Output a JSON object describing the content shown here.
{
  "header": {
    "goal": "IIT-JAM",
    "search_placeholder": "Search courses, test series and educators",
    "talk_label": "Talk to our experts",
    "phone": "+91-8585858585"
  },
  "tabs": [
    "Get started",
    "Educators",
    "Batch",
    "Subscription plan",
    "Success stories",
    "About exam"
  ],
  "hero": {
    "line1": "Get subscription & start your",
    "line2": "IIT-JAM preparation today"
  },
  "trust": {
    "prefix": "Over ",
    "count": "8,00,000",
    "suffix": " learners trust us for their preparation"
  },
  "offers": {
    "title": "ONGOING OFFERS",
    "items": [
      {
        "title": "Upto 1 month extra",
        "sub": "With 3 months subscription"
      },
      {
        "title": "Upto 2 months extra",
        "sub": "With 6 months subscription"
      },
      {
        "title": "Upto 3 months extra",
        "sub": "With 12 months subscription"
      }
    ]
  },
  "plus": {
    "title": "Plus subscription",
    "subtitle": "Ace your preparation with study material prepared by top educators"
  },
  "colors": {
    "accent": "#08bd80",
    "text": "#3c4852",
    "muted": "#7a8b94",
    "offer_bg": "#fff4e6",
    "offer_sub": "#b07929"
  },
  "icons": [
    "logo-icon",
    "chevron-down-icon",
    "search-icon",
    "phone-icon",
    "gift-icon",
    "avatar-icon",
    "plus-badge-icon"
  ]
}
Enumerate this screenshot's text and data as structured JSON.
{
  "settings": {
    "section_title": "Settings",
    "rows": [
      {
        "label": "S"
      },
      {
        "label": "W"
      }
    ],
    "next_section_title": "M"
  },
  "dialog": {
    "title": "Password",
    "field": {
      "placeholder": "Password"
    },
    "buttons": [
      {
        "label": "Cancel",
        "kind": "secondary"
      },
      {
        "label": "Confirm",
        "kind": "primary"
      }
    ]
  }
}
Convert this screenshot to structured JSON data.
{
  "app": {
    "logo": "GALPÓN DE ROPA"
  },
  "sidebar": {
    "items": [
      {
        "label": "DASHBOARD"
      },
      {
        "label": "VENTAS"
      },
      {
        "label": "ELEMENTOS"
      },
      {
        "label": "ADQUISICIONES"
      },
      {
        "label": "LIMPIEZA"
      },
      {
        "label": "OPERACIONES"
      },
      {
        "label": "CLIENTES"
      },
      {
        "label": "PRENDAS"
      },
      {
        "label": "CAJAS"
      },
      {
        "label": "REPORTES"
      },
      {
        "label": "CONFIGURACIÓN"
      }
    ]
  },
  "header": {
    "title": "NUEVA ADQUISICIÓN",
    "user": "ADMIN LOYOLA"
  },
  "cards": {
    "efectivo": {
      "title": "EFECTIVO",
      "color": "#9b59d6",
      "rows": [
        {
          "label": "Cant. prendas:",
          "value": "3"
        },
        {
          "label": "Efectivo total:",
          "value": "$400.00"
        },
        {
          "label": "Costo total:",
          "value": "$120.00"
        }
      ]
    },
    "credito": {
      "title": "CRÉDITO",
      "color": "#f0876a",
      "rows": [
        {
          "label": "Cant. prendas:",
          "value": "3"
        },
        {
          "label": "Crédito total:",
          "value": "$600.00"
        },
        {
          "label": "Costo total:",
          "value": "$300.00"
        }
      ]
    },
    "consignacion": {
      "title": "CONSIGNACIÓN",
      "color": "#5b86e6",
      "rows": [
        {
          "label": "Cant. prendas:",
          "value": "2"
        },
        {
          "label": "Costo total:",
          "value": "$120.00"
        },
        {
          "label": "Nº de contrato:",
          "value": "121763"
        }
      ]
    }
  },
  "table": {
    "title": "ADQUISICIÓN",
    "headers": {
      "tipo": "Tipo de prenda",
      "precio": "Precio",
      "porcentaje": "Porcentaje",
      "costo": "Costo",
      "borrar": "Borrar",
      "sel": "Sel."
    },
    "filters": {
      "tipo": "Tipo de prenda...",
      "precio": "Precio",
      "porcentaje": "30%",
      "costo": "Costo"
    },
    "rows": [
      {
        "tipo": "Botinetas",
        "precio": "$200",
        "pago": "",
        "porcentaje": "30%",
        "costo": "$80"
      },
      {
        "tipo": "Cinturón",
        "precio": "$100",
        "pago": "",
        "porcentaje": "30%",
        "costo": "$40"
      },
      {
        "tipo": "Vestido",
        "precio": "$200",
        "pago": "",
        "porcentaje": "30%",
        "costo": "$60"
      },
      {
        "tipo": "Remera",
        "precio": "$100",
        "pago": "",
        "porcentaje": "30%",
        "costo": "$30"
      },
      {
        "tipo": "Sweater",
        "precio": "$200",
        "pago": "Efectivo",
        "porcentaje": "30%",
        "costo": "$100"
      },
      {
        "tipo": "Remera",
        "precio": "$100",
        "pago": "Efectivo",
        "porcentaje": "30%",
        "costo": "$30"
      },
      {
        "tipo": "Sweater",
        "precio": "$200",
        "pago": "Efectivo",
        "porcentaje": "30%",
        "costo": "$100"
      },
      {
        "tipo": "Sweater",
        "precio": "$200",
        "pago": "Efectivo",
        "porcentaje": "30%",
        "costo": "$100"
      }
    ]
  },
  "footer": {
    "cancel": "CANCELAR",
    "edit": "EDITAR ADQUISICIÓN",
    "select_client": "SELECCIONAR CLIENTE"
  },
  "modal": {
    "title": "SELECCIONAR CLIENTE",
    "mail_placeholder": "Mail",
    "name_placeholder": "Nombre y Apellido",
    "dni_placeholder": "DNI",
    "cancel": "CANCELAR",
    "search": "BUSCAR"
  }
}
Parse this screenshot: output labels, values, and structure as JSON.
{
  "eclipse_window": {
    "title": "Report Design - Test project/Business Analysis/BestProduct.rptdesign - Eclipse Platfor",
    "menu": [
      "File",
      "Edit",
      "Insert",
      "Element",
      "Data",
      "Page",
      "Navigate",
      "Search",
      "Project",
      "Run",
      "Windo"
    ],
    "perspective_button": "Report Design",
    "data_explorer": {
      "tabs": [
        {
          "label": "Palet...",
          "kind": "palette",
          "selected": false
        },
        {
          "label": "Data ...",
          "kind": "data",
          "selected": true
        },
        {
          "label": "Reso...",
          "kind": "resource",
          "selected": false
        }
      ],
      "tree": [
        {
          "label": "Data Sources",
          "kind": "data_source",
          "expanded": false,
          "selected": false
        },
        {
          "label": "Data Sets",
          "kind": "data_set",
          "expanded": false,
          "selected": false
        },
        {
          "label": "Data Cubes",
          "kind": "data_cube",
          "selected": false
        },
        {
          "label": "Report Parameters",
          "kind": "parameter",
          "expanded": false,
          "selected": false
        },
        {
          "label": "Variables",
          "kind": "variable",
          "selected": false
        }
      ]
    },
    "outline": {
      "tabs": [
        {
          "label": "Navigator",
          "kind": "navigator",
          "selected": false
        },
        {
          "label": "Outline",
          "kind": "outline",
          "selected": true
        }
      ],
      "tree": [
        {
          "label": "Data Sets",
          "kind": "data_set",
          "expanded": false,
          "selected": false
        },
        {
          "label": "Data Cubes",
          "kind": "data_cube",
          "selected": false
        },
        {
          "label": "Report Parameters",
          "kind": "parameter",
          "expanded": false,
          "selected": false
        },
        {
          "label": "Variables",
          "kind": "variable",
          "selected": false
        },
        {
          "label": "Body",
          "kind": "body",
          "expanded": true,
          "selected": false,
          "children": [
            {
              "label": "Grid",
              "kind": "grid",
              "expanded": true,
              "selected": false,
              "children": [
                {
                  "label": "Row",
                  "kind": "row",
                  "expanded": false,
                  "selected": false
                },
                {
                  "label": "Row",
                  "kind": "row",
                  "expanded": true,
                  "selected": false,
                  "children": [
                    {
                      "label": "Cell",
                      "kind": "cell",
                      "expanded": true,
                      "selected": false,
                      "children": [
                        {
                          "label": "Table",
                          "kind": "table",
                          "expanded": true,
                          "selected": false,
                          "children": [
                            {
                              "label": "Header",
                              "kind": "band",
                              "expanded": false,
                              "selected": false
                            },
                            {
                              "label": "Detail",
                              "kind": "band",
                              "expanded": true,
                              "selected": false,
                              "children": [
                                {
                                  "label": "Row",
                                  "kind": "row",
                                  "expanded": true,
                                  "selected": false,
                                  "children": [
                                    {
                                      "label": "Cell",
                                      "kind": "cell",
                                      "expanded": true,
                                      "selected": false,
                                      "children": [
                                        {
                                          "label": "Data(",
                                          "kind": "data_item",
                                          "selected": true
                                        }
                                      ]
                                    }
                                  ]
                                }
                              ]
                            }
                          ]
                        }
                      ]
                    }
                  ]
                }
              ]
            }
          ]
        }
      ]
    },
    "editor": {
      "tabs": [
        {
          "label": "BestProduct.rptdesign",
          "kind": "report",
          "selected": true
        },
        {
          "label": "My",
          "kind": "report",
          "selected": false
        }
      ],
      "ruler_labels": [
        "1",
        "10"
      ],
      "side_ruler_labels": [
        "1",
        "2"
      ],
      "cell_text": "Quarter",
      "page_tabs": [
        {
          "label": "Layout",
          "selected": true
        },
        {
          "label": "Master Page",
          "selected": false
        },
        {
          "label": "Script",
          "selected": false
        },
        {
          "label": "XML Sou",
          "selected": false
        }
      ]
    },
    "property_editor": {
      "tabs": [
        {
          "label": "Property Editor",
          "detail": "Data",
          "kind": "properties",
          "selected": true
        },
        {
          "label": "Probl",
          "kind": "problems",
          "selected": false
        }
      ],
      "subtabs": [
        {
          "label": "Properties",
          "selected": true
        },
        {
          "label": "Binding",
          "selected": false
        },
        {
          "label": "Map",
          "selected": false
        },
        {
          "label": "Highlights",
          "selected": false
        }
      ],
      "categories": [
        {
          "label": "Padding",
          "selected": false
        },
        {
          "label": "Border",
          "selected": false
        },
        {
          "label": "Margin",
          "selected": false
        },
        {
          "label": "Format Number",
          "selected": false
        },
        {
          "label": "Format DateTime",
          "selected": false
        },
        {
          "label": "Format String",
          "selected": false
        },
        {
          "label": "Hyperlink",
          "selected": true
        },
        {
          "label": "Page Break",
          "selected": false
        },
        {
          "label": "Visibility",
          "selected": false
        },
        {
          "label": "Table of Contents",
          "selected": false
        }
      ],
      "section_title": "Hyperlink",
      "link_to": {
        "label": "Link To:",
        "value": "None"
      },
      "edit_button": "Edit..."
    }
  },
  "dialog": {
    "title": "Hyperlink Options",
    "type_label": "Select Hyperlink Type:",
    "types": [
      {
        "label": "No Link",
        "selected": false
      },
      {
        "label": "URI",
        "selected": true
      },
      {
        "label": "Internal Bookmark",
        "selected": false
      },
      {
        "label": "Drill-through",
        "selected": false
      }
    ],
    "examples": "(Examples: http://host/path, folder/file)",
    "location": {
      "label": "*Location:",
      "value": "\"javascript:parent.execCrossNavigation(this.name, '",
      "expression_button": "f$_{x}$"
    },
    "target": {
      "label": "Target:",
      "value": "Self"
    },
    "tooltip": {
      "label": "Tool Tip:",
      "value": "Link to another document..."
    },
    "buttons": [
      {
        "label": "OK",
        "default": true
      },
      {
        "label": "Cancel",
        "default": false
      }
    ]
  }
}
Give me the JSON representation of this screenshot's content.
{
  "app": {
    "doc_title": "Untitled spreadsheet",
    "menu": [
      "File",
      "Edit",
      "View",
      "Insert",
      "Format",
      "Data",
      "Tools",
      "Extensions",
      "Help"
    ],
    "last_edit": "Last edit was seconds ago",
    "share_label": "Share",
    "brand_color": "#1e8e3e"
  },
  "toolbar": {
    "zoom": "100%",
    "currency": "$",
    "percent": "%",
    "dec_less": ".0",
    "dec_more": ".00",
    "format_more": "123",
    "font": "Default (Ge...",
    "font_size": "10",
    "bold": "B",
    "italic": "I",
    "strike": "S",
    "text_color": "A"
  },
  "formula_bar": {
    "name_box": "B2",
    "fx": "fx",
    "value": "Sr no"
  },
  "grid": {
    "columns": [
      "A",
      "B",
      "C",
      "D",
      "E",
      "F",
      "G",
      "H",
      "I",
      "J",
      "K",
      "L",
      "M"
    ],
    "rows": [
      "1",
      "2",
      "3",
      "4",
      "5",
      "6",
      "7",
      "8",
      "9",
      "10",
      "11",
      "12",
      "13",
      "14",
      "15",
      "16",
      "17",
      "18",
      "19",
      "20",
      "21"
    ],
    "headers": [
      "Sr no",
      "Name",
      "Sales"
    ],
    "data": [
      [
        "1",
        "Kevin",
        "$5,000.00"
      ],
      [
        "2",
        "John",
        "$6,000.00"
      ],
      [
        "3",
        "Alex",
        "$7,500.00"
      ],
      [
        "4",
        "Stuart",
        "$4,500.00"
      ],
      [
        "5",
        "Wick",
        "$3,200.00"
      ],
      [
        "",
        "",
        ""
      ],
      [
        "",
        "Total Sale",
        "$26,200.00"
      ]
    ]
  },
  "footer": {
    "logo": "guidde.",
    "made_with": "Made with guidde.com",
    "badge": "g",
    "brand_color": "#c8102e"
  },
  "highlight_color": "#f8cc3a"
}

- TASK BRIEF
Every line that holds the string "SELECCIONAR" should be returned.

- SOLUTION FOR THIS EXERCISE
    "select_client": "SELECCIONAR CLIENTE"
    "title": "SELECCIONAR CLIENTE",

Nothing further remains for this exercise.